**Given request**
Copy out each line of the material in which the word "Доводится" appears.

Extracted data entries:
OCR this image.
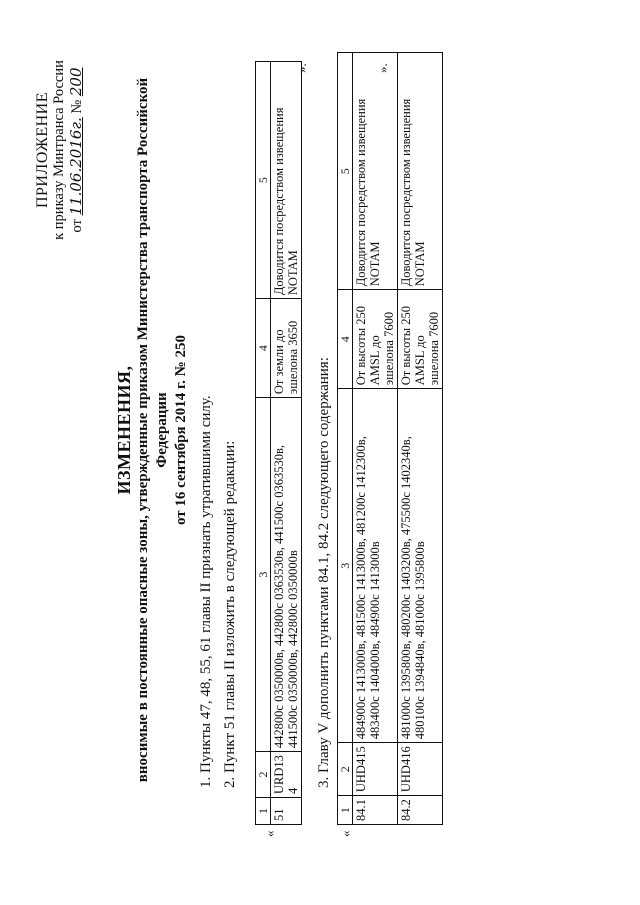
ПРИЛОЖЕНИЕ к приказу Минтранса России от 11.06.2016г. № 200
ИЗМЕНЕНИЯ, вносимые в постоянные опасные зоны, утвержденные приказом Министерства транспорта Российской Федерации от 16 сентября 2014 г. № 250 1. Пункты 47, 48, 55, 61 главы II признать утратившими силу. 2. Пункт 51 главы II изложить в следующей редакции:
«
1	2	3	4	5
51	URD13 4	442800с 0350000в, 442800с 0363530в, 441500с 0363530в, 441500с 0350000в, 442800с 0350000в	От земли до эшелона 3650	Доводится посредством извещения NOTAM
».
3. Главу V дополнить пунктами 84.1, 84.2 следующего содержания:
«
1	2	3	4	5
84.1	UHD415	484900с 1413000в, 481500с 1413000в, 481200с 1412300в, 483400с 1404000в, 484900с 1413000в	От высоты 250 AMSL до эшелона 7600	Доводится посредством извещения NOTAM
84.2	UHD416	481000с 1395800в, 480200с 1403200в, 475500с 1402340в, 480100с 1394840в, 481000с 1395800в	От высоты 250 AMSL до эшелона 7600	Доводится посредством извещения NOTAM
».
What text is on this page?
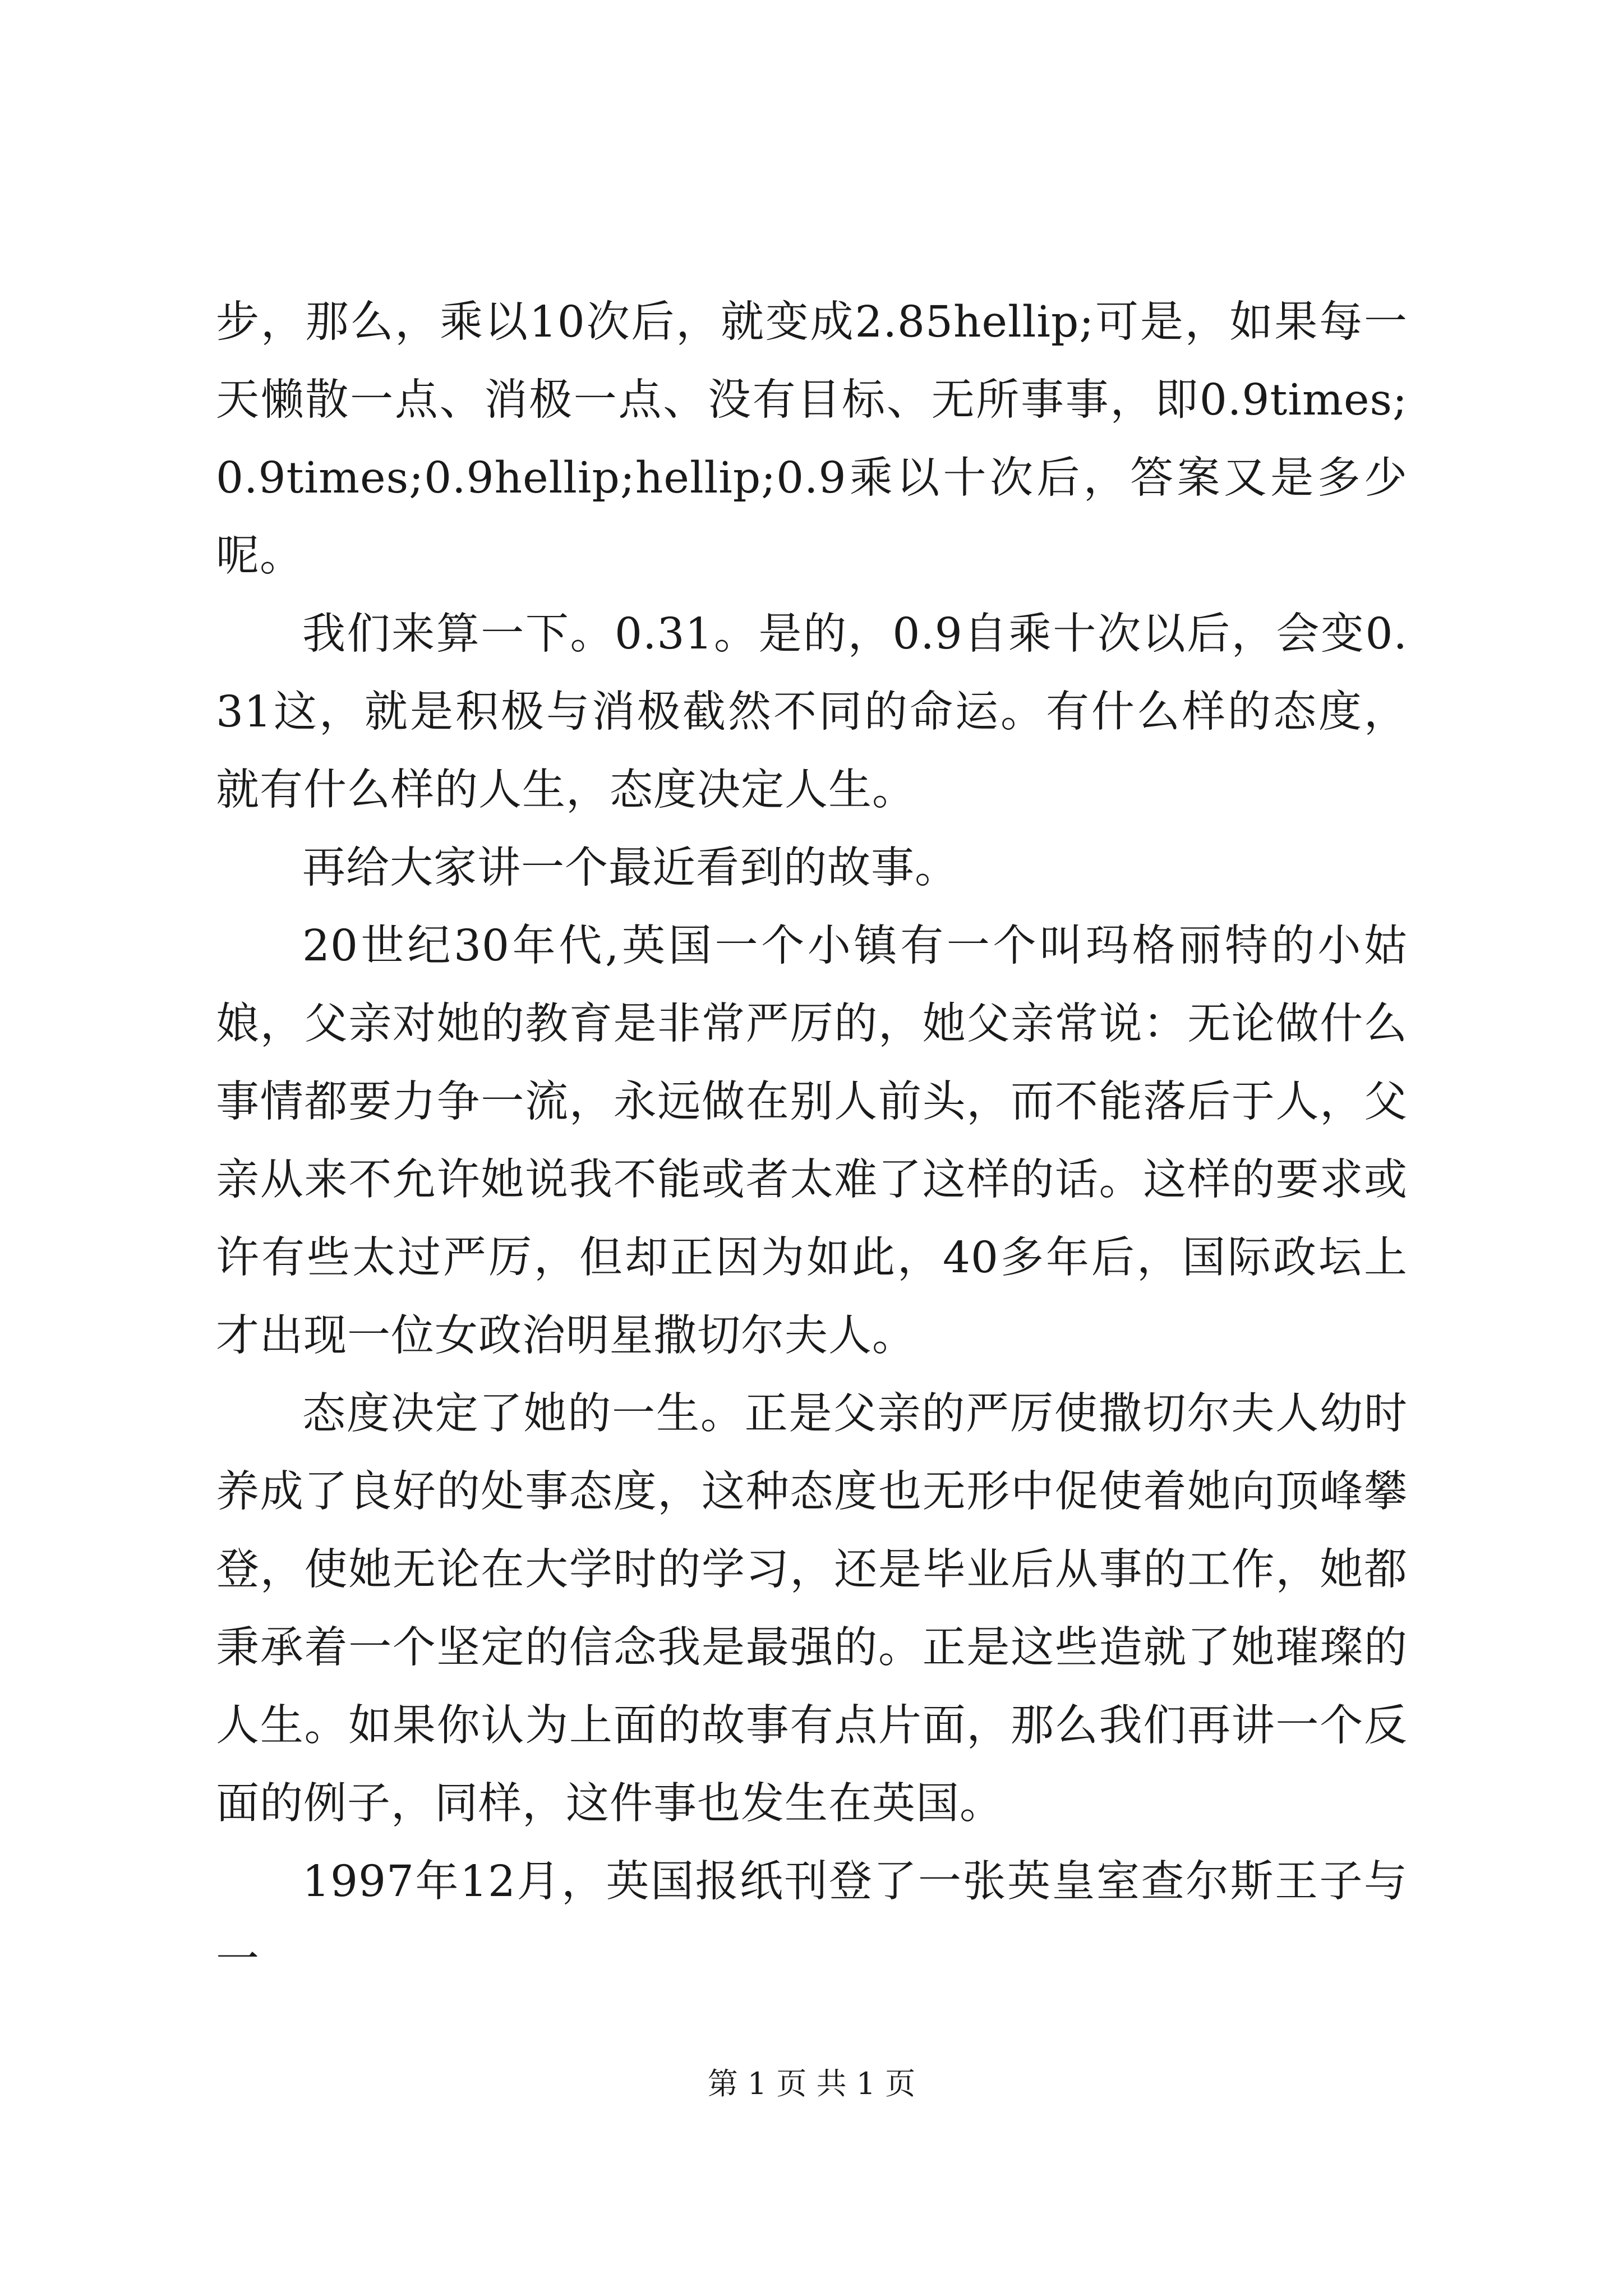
步，那么，乘以10次后，就变成2.85hellip;可是，如果每一天懒散一点、消极一点、没有目标、无所事事，即0.9times;0.9times;0.9hellip;hellip;0.9乘以十次后，答案又是多少呢。

我们来算一下。0.31。是的，0.9自乘十次以后，会变0.31这，就是积极与消极截然不同的命运。有什么样的态度，就有什么样的人生，态度决定人生。

再给大家讲一个最近看到的故事。

20世纪30年代,英国一个小镇有一个叫玛格丽特的小姑娘，父亲对她的教育是非常严厉的，她父亲常说：无论做什么事情都要力争一流，永远做在别人前头，而不能落后于人，父亲从来不允许她说我不能或者太难了这样的话。这样的要求或许有些太过严厉，但却正因为如此，40多年后，国际政坛上才出现一位女政治明星撒切尔夫人。

态度决定了她的一生。正是父亲的严厉使撒切尔夫人幼时养成了良好的处事态度，这种态度也无形中促使着她向顶峰攀登，使她无论在大学时的学习，还是毕业后从事的工作，她都秉承着一个坚定的信念我是最强的。正是这些造就了她璀璨的人生。如果你认为上面的故事有点片面，那么我们再讲一个反面的例子，同样，这件事也发生在英国。

1997年12月，英国报纸刊登了一张英皇室查尔斯王子与一

第 1 页 共 1 页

**Response for this exercise**
51	URD13 4	442800с 0350000в, 442800с 0363530в, 441500с 0363530в, 441500с 0350000в, 442800с 0350000в	От земли до эшелона 3650	Доводится посредством извещения NOTAM
84.1	UHD415	484900с 1413000в, 481500с 1413000в, 481200с 1412300в, 483400с 1404000в, 484900с 1413000в	От высоты 250 AMSL до эшелона 7600	Доводится посредством извещения NOTAM
84.2	UHD416	481000с 1395800в, 480200с 1403200в, 475500с 1402340в, 480100с 1394840в, 481000с 1395800в	От высоты 250 AMSL до эшелона 7600	Доводится посредством извещения NOTAM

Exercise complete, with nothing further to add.